Exercise details: Here are some records; copy every line that holds the word "document".

Entries supplied:
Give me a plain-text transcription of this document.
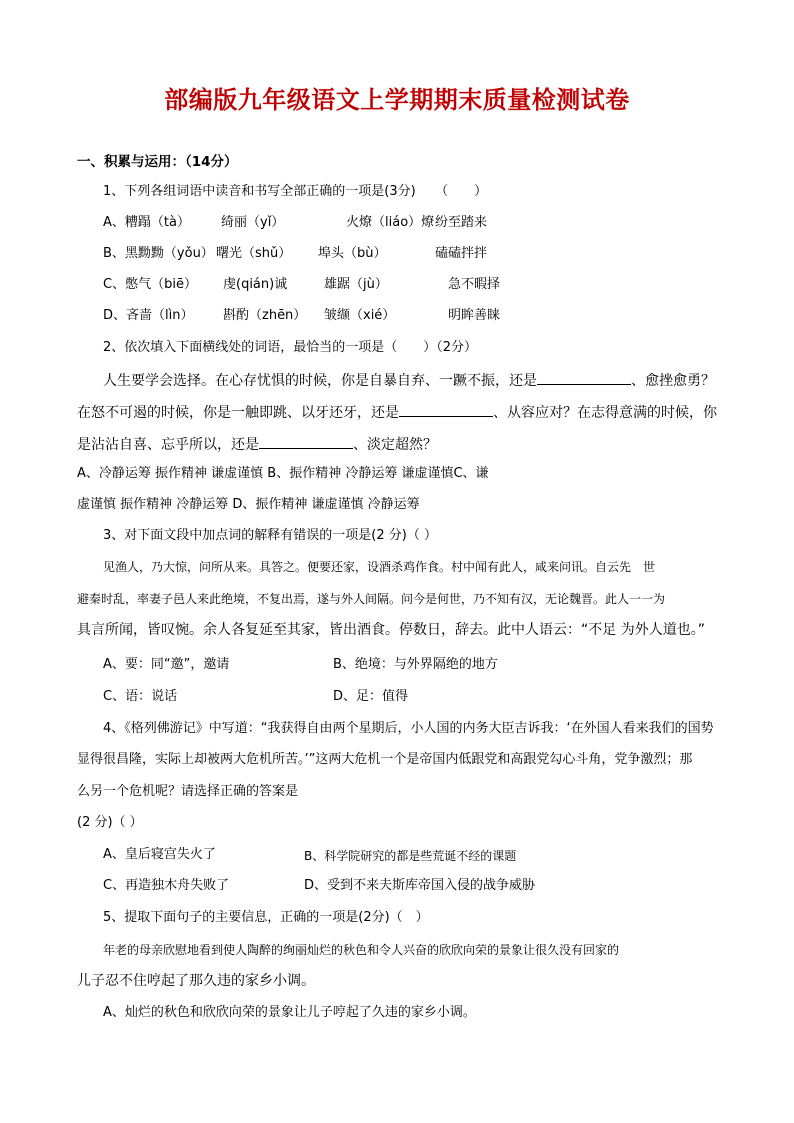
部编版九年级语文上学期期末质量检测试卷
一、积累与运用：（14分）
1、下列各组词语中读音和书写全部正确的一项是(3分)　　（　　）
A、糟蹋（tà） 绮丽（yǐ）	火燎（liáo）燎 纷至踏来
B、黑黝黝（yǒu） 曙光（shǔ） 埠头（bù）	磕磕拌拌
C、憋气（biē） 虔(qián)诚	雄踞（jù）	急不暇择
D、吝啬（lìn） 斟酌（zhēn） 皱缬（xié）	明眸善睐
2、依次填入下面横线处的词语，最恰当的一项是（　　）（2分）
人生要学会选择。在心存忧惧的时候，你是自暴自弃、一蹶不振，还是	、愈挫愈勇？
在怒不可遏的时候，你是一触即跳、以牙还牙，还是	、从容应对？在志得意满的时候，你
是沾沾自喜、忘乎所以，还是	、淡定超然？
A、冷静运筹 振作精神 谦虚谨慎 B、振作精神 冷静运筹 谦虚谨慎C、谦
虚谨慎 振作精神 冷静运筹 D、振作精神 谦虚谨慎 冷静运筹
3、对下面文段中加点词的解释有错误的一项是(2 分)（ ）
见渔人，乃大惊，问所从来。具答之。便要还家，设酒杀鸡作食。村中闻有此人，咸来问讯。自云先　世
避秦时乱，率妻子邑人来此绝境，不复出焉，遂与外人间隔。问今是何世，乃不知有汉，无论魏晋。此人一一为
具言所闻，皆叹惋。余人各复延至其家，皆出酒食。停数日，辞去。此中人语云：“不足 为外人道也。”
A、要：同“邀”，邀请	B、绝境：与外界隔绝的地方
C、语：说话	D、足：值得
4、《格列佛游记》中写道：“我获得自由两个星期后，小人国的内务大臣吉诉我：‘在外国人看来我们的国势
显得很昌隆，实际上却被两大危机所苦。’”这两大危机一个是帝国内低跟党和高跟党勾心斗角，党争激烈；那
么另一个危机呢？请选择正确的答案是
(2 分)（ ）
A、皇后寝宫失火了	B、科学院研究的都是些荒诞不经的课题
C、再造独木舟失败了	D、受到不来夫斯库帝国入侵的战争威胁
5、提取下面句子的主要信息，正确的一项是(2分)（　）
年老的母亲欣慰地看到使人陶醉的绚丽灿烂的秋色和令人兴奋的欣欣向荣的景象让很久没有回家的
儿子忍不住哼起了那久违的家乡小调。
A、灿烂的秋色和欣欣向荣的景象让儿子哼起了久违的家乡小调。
==
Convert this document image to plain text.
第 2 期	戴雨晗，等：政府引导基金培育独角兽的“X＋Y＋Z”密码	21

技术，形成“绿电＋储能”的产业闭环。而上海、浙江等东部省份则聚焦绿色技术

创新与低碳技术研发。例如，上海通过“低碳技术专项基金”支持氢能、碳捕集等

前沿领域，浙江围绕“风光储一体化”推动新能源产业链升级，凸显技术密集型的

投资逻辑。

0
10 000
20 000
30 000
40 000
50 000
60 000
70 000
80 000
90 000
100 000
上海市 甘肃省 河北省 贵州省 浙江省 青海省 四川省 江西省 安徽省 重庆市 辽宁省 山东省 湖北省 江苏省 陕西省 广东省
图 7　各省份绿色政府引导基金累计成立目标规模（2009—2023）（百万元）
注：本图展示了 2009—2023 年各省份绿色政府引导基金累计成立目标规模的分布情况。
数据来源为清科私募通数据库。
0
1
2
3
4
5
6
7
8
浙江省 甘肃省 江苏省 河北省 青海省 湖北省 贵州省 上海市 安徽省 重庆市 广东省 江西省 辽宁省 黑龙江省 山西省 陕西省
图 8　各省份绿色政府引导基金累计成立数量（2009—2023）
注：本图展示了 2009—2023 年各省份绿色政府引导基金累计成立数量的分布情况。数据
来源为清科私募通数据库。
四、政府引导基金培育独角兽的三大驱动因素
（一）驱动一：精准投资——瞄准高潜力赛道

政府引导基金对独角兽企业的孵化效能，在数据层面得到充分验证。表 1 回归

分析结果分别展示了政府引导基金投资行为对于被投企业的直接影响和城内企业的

Exercise response:
Give me a plain-text transcription of this document.
Convert this document image to plain text.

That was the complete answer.